Stated exercise
Extract, from the records beneath this instruction, each line that contains the word "bashrc".

━━━━━ Provided entries

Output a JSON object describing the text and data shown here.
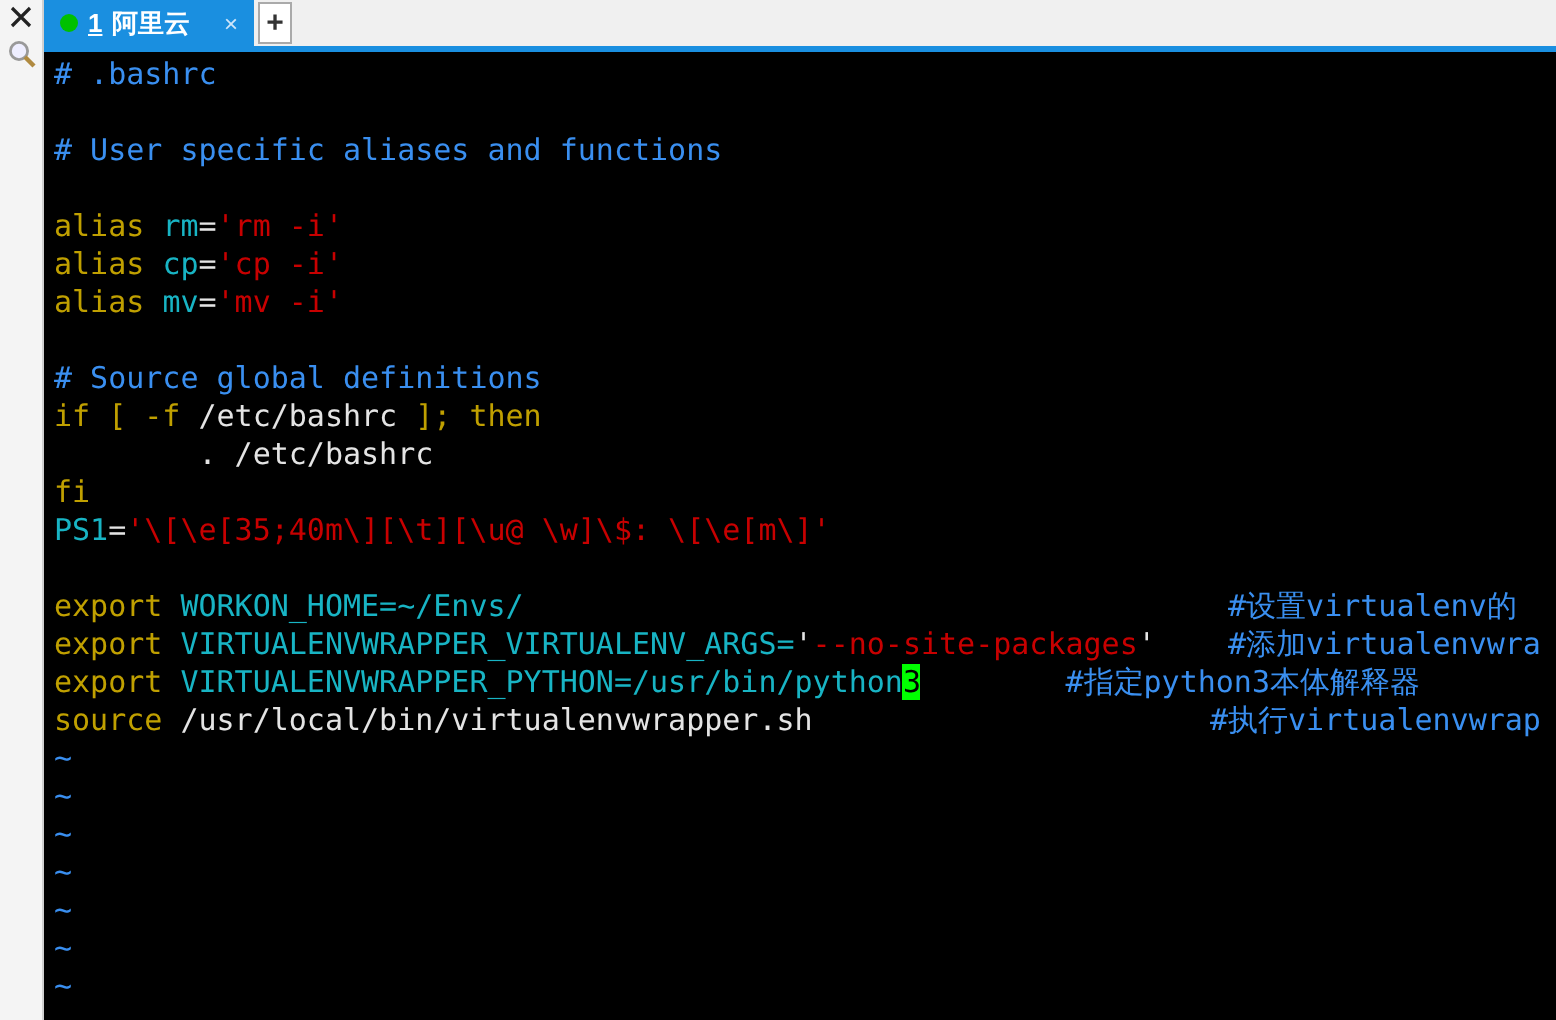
{
  "sidebar": {
    "items": [
      {
        "kind": "close"
      },
      {
        "kind": "search"
      }
    ]
  },
  "tabs": [
    {
      "number": "1",
      "label": "阿里云",
      "close": "×",
      "selected": true,
      "color": "#00c000"
    }
  ],
  "new_tab": "+",
  "editor": {
    "lines": [
      {
        "kind": "code",
        "segments": [
          {
            "kind": "comment",
            "text": "# .bashrc"
          }
        ]
      },
      {
        "kind": "blank"
      },
      {
        "kind": "code",
        "segments": [
          {
            "kind": "comment",
            "text": "# User specific aliases and functions"
          }
        ]
      },
      {
        "kind": "blank"
      },
      {
        "kind": "code",
        "segments": [
          {
            "kind": "keyword",
            "text": "alias"
          },
          {
            "kind": "variable",
            "text": " rm"
          },
          {
            "kind": "plain",
            "text": "="
          },
          {
            "kind": "string",
            "text": "'rm -i'"
          }
        ]
      },
      {
        "kind": "code",
        "segments": [
          {
            "kind": "keyword",
            "text": "alias"
          },
          {
            "kind": "variable",
            "text": " cp"
          },
          {
            "kind": "plain",
            "text": "="
          },
          {
            "kind": "string",
            "text": "'cp -i'"
          }
        ]
      },
      {
        "kind": "code",
        "segments": [
          {
            "kind": "keyword",
            "text": "alias"
          },
          {
            "kind": "variable",
            "text": " mv"
          },
          {
            "kind": "plain",
            "text": "="
          },
          {
            "kind": "string",
            "text": "'mv -i'"
          }
        ]
      },
      {
        "kind": "blank"
      },
      {
        "kind": "code",
        "segments": [
          {
            "kind": "comment",
            "text": "# Source global definitions"
          }
        ]
      },
      {
        "kind": "code",
        "segments": [
          {
            "kind": "keyword",
            "text": "if [ -f"
          },
          {
            "kind": "plain",
            "text": " /etc/bashrc"
          },
          {
            "kind": "keyword",
            "text": " ]; then"
          }
        ]
      },
      {
        "kind": "code",
        "segments": [
          {
            "kind": "plain",
            "text": "        . /etc/bashrc"
          }
        ]
      },
      {
        "kind": "code",
        "segments": [
          {
            "kind": "keyword",
            "text": "fi"
          }
        ]
      },
      {
        "kind": "code",
        "segments": [
          {
            "kind": "variable",
            "text": "PS1"
          },
          {
            "kind": "plain",
            "text": "="
          },
          {
            "kind": "string",
            "text": "'\\[\\e[35;40m\\][\\t][\\u@ \\w]\\$: \\[\\e[m\\]'"
          }
        ]
      },
      {
        "kind": "blank"
      },
      {
        "kind": "code",
        "segments": [
          {
            "kind": "keyword",
            "text": "export"
          },
          {
            "kind": "variable",
            "text": " WORKON_HOME=~/Envs/"
          },
          {
            "kind": "comment",
            "text": "                                       #设置virtualenv的"
          }
        ]
      },
      {
        "kind": "code",
        "segments": [
          {
            "kind": "keyword",
            "text": "export"
          },
          {
            "kind": "variable",
            "text": " VIRTUALENVWRAPPER_VIRTUALENV_ARGS="
          },
          {
            "kind": "plain",
            "text": "'"
          },
          {
            "kind": "string",
            "text": "--no-site-packages"
          },
          {
            "kind": "plain",
            "text": "'"
          },
          {
            "kind": "comment",
            "text": "    #添加virtualenvwra"
          }
        ]
      },
      {
        "kind": "code",
        "segments": [
          {
            "kind": "keyword",
            "text": "export"
          },
          {
            "kind": "variable",
            "text": " VIRTUALENVWRAPPER_PYTHON=/usr/bin/python"
          },
          {
            "kind": "cursor",
            "text": "3"
          },
          {
            "kind": "comment",
            "text": "        #指定python3本体解释器"
          }
        ]
      },
      {
        "kind": "code",
        "segments": [
          {
            "kind": "keyword",
            "text": "source"
          },
          {
            "kind": "plain",
            "text": " /usr/local/bin/virtualenvwrapper.sh"
          },
          {
            "kind": "comment",
            "text": "                      #执行virtualenvwrap"
          }
        ]
      },
      {
        "kind": "tilde",
        "text": "~"
      },
      {
        "kind": "tilde",
        "text": "~"
      },
      {
        "kind": "tilde",
        "text": "~"
      },
      {
        "kind": "tilde",
        "text": "~"
      },
      {
        "kind": "tilde",
        "text": "~"
      },
      {
        "kind": "tilde",
        "text": "~"
      },
      {
        "kind": "tilde",
        "text": "~"
      }
    ]
  }
}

━━━━━━━━━━

Exercise output
            "text": "# .bashrc"
            "text": " /etc/bashrc"
            "text": "        . /etc/bashrc"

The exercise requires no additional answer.